» **Short task**
Leave every picture out and write out the records below exactly.

» **Recorded information**

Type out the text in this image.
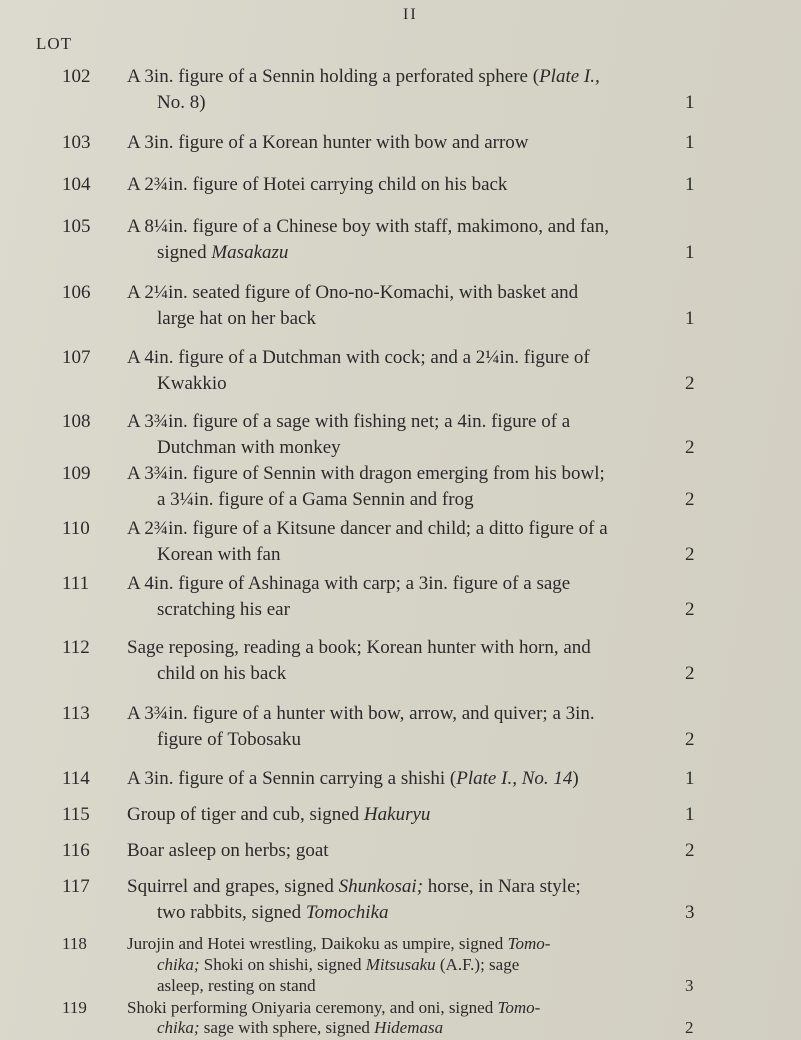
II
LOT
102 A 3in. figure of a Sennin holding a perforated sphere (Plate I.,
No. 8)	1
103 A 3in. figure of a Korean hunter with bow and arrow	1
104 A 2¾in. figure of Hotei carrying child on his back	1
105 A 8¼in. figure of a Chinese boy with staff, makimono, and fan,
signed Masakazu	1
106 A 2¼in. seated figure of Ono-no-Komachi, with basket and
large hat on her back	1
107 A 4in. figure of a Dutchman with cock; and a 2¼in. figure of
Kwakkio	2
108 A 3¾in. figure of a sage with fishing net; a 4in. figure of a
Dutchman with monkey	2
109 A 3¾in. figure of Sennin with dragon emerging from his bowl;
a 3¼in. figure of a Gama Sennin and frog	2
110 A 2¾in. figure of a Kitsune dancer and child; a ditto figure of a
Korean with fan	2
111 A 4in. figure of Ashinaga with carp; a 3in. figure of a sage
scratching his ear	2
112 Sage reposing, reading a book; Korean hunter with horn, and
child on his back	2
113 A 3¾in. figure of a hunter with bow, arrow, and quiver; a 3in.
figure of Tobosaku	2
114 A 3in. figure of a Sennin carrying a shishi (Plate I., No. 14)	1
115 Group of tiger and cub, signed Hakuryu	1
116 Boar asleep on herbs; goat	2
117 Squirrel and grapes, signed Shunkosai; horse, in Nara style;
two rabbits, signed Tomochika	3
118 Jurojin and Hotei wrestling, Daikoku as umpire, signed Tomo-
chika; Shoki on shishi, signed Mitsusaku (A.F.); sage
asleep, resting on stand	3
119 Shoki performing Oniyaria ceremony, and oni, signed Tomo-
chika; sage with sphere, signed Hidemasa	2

» **Result of this task**
Type out the text in this image.
II
LOT
102 A 3in. figure of a Sennin holding a perforated sphere (Plate I.,
No. 8)	1
103 A 3in. figure of a Korean hunter with bow and arrow	1
104 A 2¾in. figure of Hotei carrying child on his back	1
105 A 8¼in. figure of a Chinese boy with staff, makimono, and fan,
signed Masakazu	1
106 A 2¼in. seated figure of Ono-no-Komachi, with basket and
large hat on her back	1
107 A 4in. figure of a Dutchman with cock; and a 2¼in. figure of
Kwakkio	2
108 A 3¾in. figure of a sage with fishing net; a 4in. figure of a
Dutchman with monkey	2
109 A 3¾in. figure of Sennin with dragon emerging from his bowl;
a 3¼in. figure of a Gama Sennin and frog	2
110 A 2¾in. figure of a Kitsune dancer and child; a ditto figure of a
Korean with fan	2
111 A 4in. figure of Ashinaga with carp; a 3in. figure of a sage
scratching his ear	2
112 Sage reposing, reading a book; Korean hunter with horn, and
child on his back	2
113 A 3¾in. figure of a hunter with bow, arrow, and quiver; a 3in.
figure of Tobosaku	2
114 A 3in. figure of a Sennin carrying a shishi (Plate I., No. 14)	1
115 Group of tiger and cub, signed Hakuryu	1
116 Boar asleep on herbs; goat	2
117 Squirrel and grapes, signed Shunkosai; horse, in Nara style;
two rabbits, signed Tomochika	3
118 Jurojin and Hotei wrestling, Daikoku as umpire, signed Tomo-
chika; Shoki on shishi, signed Mitsusaku (A.F.); sage
asleep, resting on stand	3
119 Shoki performing Oniyaria ceremony, and oni, signed Tomo-
chika; sage with sphere, signed Hidemasa	2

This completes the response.